* [Data excerpts]

<<<<

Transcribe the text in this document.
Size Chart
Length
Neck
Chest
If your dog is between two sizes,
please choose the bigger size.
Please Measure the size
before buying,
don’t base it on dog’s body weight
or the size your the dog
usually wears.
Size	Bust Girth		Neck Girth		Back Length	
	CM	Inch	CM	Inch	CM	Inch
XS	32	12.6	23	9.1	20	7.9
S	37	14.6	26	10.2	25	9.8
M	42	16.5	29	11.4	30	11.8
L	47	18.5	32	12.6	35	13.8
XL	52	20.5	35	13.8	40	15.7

>>>>

* [What the task requires] Reproduce the material above without altering a single character.

* [Exercise result]
Transcribe the text in this document.
Size Chart
Length
Neck
Chest
If your dog is between two sizes,
please choose the bigger size.
Please Measure the size
before buying,
don’t base it on dog’s body weight
or the size your the dog
usually wears.
Size	Bust Girth		Neck Girth		Back Length	
	CM	Inch	CM	Inch	CM	Inch
XS	32	12.6	23	9.1	20	7.9
S	37	14.6	26	10.2	25	9.8
M	42	16.5	29	11.4	30	11.8
L	47	18.5	32	12.6	35	13.8
XL	52	20.5	35	13.8	40	15.7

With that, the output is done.